##### Extracted data #####

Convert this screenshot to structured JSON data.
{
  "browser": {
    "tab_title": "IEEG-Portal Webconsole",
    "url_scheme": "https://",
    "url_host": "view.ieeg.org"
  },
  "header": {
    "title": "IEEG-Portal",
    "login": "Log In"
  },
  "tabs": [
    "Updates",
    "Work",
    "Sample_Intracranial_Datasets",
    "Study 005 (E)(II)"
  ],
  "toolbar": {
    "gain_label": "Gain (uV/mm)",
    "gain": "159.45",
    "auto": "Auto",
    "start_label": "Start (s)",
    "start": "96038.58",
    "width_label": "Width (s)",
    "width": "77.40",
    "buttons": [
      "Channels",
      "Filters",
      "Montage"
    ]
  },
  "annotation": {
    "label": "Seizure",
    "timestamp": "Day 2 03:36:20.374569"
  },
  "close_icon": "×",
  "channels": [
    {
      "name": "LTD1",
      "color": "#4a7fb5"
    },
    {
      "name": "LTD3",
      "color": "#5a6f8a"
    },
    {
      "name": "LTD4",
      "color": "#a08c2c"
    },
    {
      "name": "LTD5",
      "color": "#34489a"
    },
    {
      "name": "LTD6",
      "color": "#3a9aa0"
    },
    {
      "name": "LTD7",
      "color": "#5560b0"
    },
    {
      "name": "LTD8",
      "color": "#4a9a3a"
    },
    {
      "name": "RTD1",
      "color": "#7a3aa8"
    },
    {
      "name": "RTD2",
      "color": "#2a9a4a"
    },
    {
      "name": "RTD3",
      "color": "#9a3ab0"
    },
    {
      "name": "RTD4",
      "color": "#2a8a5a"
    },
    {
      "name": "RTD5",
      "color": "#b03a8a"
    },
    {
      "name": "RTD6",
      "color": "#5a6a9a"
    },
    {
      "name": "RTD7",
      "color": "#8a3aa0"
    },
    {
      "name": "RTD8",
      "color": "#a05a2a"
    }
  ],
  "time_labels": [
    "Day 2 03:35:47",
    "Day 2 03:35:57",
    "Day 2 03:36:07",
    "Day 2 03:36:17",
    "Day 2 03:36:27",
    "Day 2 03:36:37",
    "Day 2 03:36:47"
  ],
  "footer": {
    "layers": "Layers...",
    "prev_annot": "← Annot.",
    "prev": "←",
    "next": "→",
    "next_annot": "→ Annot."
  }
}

#####

Request |
Each entry above is to be set down again in exactly the same words.

Full answer |
Convert this screenshot to structured JSON data.
{
  "browser": {
    "tab_title": "IEEG-Portal Webconsole",
    "url_scheme": "https://",
    "url_host": "view.ieeg.org"
  },
  "header": {
    "title": "IEEG-Portal",
    "login": "Log In"
  },
  "tabs": [
    "Updates",
    "Work",
    "Sample_Intracranial_Datasets",
    "Study 005 (E)(II)"
  ],
  "toolbar": {
    "gain_label": "Gain (uV/mm)",
    "gain": "159.45",
    "auto": "Auto",
    "start_label": "Start (s)",
    "start": "96038.58",
    "width_label": "Width (s)",
    "width": "77.40",
    "buttons": [
      "Channels",
      "Filters",
      "Montage"
    ]
  },
  "annotation": {
    "label": "Seizure",
    "timestamp": "Day 2 03:36:20.374569"
  },
  "close_icon": "×",
  "channels": [
    {
      "name": "LTD1",
      "color": "#4a7fb5"
    },
    {
      "name": "LTD3",
      "color": "#5a6f8a"
    },
    {
      "name": "LTD4",
      "color": "#a08c2c"
    },
    {
      "name": "LTD5",
      "color": "#34489a"
    },
    {
      "name": "LTD6",
      "color": "#3a9aa0"
    },
    {
      "name": "LTD7",
      "color": "#5560b0"
    },
    {
      "name": "LTD8",
      "color": "#4a9a3a"
    },
    {
      "name": "RTD1",
      "color": "#7a3aa8"
    },
    {
      "name": "RTD2",
      "color": "#2a9a4a"
    },
    {
      "name": "RTD3",
      "color": "#9a3ab0"
    },
    {
      "name": "RTD4",
      "color": "#2a8a5a"
    },
    {
      "name": "RTD5",
      "color": "#b03a8a"
    },
    {
      "name": "RTD6",
      "color": "#5a6a9a"
    },
    {
      "name": "RTD7",
      "color": "#8a3aa0"
    },
    {
      "name": "RTD8",
      "color": "#a05a2a"
    }
  ],
  "time_labels": [
    "Day 2 03:35:47",
    "Day 2 03:35:57",
    "Day 2 03:36:07",
    "Day 2 03:36:17",
    "Day 2 03:36:27",
    "Day 2 03:36:37",
    "Day 2 03:36:47"
  ],
  "footer": {
    "layers": "Layers...",
    "prev_annot": "← Annot.",
    "prev": "←",
    "next": "→",
    "next_annot": "→ Annot."
  }
}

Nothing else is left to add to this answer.